**Data items**
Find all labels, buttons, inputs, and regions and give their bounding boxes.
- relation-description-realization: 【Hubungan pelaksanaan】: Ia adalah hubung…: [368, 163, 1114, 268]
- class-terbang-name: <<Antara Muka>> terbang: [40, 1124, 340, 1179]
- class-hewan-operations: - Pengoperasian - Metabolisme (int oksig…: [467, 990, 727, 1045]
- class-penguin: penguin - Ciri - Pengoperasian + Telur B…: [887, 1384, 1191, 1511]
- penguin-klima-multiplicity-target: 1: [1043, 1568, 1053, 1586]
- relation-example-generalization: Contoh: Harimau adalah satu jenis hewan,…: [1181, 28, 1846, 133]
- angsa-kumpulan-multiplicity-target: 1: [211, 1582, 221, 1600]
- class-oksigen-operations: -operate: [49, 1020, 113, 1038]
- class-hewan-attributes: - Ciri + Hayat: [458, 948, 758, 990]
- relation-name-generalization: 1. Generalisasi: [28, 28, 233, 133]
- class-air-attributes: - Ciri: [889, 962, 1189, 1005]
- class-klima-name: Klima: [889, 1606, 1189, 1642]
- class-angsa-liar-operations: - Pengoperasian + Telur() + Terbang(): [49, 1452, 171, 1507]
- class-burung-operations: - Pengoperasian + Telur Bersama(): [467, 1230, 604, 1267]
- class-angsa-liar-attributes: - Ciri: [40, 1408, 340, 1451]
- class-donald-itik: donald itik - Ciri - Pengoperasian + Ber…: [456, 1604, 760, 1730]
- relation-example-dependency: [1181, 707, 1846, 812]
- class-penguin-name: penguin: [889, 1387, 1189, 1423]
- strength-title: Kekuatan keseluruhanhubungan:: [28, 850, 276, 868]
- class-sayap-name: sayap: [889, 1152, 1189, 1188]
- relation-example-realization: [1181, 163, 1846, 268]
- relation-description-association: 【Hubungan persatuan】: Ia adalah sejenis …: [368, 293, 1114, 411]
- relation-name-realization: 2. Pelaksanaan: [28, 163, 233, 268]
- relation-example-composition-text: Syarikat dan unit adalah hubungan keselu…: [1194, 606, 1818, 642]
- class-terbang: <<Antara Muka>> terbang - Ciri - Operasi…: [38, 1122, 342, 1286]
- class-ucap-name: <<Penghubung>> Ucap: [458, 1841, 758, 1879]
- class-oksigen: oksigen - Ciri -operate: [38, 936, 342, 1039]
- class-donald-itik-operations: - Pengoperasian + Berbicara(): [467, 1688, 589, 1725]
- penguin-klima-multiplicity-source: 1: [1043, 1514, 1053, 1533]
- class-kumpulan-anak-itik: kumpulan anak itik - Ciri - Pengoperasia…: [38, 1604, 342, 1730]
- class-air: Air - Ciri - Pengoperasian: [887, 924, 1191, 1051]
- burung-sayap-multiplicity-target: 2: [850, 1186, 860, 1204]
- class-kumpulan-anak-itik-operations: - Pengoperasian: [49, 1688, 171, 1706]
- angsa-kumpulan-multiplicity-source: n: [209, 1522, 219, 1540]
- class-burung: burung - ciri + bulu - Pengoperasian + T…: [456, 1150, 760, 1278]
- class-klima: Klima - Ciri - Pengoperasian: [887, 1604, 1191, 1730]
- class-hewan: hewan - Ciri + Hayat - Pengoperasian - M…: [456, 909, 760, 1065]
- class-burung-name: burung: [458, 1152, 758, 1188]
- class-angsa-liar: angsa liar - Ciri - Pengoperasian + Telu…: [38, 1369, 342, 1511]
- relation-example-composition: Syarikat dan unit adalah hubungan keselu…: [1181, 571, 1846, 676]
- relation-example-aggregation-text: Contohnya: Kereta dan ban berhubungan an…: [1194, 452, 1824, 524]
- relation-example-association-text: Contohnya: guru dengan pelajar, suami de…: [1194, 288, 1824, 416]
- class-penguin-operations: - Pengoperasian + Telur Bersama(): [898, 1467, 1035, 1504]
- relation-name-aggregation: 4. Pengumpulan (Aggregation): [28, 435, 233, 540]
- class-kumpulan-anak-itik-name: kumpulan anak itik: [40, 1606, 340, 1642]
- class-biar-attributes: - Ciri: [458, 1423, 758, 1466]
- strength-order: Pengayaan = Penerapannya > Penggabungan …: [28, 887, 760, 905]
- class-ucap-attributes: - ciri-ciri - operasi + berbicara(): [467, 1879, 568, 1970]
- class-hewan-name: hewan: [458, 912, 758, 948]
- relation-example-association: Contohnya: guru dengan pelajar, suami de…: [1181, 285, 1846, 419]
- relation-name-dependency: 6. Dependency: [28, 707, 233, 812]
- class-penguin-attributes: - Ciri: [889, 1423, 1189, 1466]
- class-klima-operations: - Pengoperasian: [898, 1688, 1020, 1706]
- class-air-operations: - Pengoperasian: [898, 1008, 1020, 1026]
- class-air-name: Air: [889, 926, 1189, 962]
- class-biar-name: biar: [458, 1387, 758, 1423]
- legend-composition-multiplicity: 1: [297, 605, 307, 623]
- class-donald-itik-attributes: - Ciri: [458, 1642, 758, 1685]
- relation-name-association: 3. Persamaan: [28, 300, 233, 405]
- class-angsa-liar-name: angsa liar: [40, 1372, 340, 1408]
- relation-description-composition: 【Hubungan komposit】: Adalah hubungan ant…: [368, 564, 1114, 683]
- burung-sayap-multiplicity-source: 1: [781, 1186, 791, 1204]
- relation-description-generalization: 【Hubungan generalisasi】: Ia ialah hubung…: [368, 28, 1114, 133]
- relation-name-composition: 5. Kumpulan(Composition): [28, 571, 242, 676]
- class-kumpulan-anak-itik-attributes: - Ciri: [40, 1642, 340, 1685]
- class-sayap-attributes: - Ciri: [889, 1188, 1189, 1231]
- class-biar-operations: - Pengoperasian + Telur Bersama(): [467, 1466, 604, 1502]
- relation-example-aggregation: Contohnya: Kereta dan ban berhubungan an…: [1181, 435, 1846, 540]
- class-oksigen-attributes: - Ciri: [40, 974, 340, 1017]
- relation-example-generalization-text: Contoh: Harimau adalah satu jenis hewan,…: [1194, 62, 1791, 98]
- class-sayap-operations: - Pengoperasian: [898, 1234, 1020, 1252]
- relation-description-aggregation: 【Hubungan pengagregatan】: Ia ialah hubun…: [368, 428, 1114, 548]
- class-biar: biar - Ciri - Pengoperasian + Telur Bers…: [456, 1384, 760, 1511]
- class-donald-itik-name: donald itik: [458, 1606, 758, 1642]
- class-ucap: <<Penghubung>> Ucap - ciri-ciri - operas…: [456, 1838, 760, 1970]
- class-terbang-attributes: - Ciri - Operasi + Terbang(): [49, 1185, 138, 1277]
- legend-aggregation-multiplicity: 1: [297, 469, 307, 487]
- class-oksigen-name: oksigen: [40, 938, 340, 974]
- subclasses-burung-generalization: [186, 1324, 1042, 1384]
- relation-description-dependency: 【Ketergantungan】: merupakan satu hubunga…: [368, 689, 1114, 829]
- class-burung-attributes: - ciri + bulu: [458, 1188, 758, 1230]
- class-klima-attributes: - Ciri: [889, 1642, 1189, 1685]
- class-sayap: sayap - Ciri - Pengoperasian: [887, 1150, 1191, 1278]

**Written task**
Reproduce every line of the data above word for word, leaving nothing out.

**Result of this exercise**
Find all labels, buttons, inputs, and regions and give their bounding boxes.
- relation-description-realization: 【Hubungan pelaksanaan】: Ia adalah hubung…: [368, 163, 1114, 268]
- class-terbang-name: <<Antara Muka>> terbang: [40, 1124, 340, 1179]
- class-hewan-operations: - Pengoperasian - Metabolisme (int oksig…: [467, 990, 727, 1045]
- class-penguin: penguin - Ciri - Pengoperasian + Telur B…: [887, 1384, 1191, 1511]
- penguin-klima-multiplicity-target: 1: [1043, 1568, 1053, 1586]
- relation-example-generalization: Contoh: Harimau adalah satu jenis hewan,…: [1181, 28, 1846, 133]
- angsa-kumpulan-multiplicity-target: 1: [211, 1582, 221, 1600]
- class-oksigen-operations: -operate: [49, 1020, 113, 1038]
- class-hewan-attributes: - Ciri + Hayat: [458, 948, 758, 990]
- relation-name-generalization: 1. Generalisasi: [28, 28, 233, 133]
- class-air-attributes: - Ciri: [889, 962, 1189, 1005]
- class-klima-name: Klima: [889, 1606, 1189, 1642]
- class-angsa-liar-operations: - Pengoperasian + Telur() + Terbang(): [49, 1452, 171, 1507]
- class-burung-operations: - Pengoperasian + Telur Bersama(): [467, 1230, 604, 1267]
- class-angsa-liar-attributes: - Ciri: [40, 1408, 340, 1451]
- class-donald-itik: donald itik - Ciri - Pengoperasian + Ber…: [456, 1604, 760, 1730]
- relation-example-dependency: [1181, 707, 1846, 812]
- class-penguin-name: penguin: [889, 1387, 1189, 1423]
- strength-title: Kekuatan keseluruhanhubungan:: [28, 850, 276, 868]
- class-sayap-name: sayap: [889, 1152, 1189, 1188]
- relation-example-realization: [1181, 163, 1846, 268]
- relation-description-association: 【Hubungan persatuan】: Ia adalah sejenis …: [368, 293, 1114, 411]
- relation-name-realization: 2. Pelaksanaan: [28, 163, 233, 268]
- relation-example-composition-text: Syarikat dan unit adalah hubungan keselu…: [1194, 606, 1818, 642]
- class-terbang: <<Antara Muka>> terbang - Ciri - Operasi…: [38, 1122, 342, 1286]
- class-ucap-name: <<Penghubung>> Ucap: [458, 1841, 758, 1879]
- class-oksigen: oksigen - Ciri -operate: [38, 936, 342, 1039]
- class-donald-itik-operations: - Pengoperasian + Berbicara(): [467, 1688, 589, 1725]
- penguin-klima-multiplicity-source: 1: [1043, 1514, 1053, 1533]
- class-kumpulan-anak-itik: kumpulan anak itik - Ciri - Pengoperasia…: [38, 1604, 342, 1730]
- class-air: Air - Ciri - Pengoperasian: [887, 924, 1191, 1051]
- burung-sayap-multiplicity-target: 2: [850, 1186, 860, 1204]
- class-kumpulan-anak-itik-operations: - Pengoperasian: [49, 1688, 171, 1706]
- angsa-kumpulan-multiplicity-source: n: [209, 1522, 219, 1540]
- class-burung: burung - ciri + bulu - Pengoperasian + T…: [456, 1150, 760, 1278]
- class-klima: Klima - Ciri - Pengoperasian: [887, 1604, 1191, 1730]
- class-hewan: hewan - Ciri + Hayat - Pengoperasian - M…: [456, 909, 760, 1065]
- class-burung-name: burung: [458, 1152, 758, 1188]
- class-angsa-liar: angsa liar - Ciri - Pengoperasian + Telu…: [38, 1369, 342, 1511]
- relation-example-composition: Syarikat dan unit adalah hubungan keselu…: [1181, 571, 1846, 676]
- relation-example-aggregation-text: Contohnya: Kereta dan ban berhubungan an…: [1194, 452, 1824, 524]
- relation-example-association-text: Contohnya: guru dengan pelajar, suami de…: [1194, 288, 1824, 416]
- class-penguin-operations: - Pengoperasian + Telur Bersama(): [898, 1467, 1035, 1504]
- relation-name-aggregation: 4. Pengumpulan (Aggregation): [28, 435, 233, 540]
- class-kumpulan-anak-itik-name: kumpulan anak itik: [40, 1606, 340, 1642]
- class-biar-attributes: - Ciri: [458, 1423, 758, 1466]
- strength-order: Pengayaan = Penerapannya > Penggabungan …: [28, 887, 760, 905]
- class-ucap-attributes: - ciri-ciri - operasi + berbicara(): [467, 1879, 568, 1970]
- class-hewan-name: hewan: [458, 912, 758, 948]
- relation-example-association: Contohnya: guru dengan pelajar, suami de…: [1181, 285, 1846, 419]
- relation-name-dependency: 6. Dependency: [28, 707, 233, 812]
- class-penguin-attributes: - Ciri: [889, 1423, 1189, 1466]
- class-klima-operations: - Pengoperasian: [898, 1688, 1020, 1706]
- class-air-operations: - Pengoperasian: [898, 1008, 1020, 1026]
- class-air-name: Air: [889, 926, 1189, 962]
- class-biar-name: biar: [458, 1387, 758, 1423]
- legend-composition-multiplicity: 1: [297, 605, 307, 623]
- class-donald-itik-attributes: - Ciri: [458, 1642, 758, 1685]
- relation-name-association: 3. Persamaan: [28, 300, 233, 405]
- class-angsa-liar-name: angsa liar: [40, 1372, 340, 1408]
- relation-description-composition: 【Hubungan komposit】: Adalah hubungan ant…: [368, 564, 1114, 683]
- burung-sayap-multiplicity-source: 1: [781, 1186, 791, 1204]
- relation-description-generalization: 【Hubungan generalisasi】: Ia ialah hubung…: [368, 28, 1114, 133]
- relation-name-composition: 5. Kumpulan(Composition): [28, 571, 242, 676]
- class-kumpulan-anak-itik-attributes: - Ciri: [40, 1642, 340, 1685]
- class-sayap-attributes: - Ciri: [889, 1188, 1189, 1231]
- class-biar-operations: - Pengoperasian + Telur Bersama(): [467, 1466, 604, 1502]
- relation-example-aggregation: Contohnya: Kereta dan ban berhubungan an…: [1181, 435, 1846, 540]
- class-oksigen-attributes: - Ciri: [40, 974, 340, 1017]
- relation-example-generalization-text: Contoh: Harimau adalah satu jenis hewan,…: [1194, 62, 1791, 98]
- class-sayap-operations: - Pengoperasian: [898, 1234, 1020, 1252]
- relation-description-aggregation: 【Hubungan pengagregatan】: Ia ialah hubun…: [368, 428, 1114, 548]
- class-biar: biar - Ciri - Pengoperasian + Telur Bers…: [456, 1384, 760, 1511]
- class-donald-itik-name: donald itik: [458, 1606, 758, 1642]
- class-ucap: <<Penghubung>> Ucap - ciri-ciri - operas…: [456, 1838, 760, 1970]
- class-terbang-attributes: - Ciri - Operasi + Terbang(): [49, 1185, 138, 1277]
- legend-aggregation-multiplicity: 1: [297, 469, 307, 487]
- class-oksigen-name: oksigen: [40, 938, 340, 974]
- subclasses-burung-generalization: [186, 1324, 1042, 1384]
- relation-description-dependency: 【Ketergantungan】: merupakan satu hubunga…: [368, 689, 1114, 829]
- class-burung-attributes: - ciri + bulu: [458, 1188, 758, 1230]
- class-klima-attributes: - Ciri: [889, 1642, 1189, 1685]
- class-sayap: sayap - Ciri - Pengoperasian: [887, 1150, 1191, 1278]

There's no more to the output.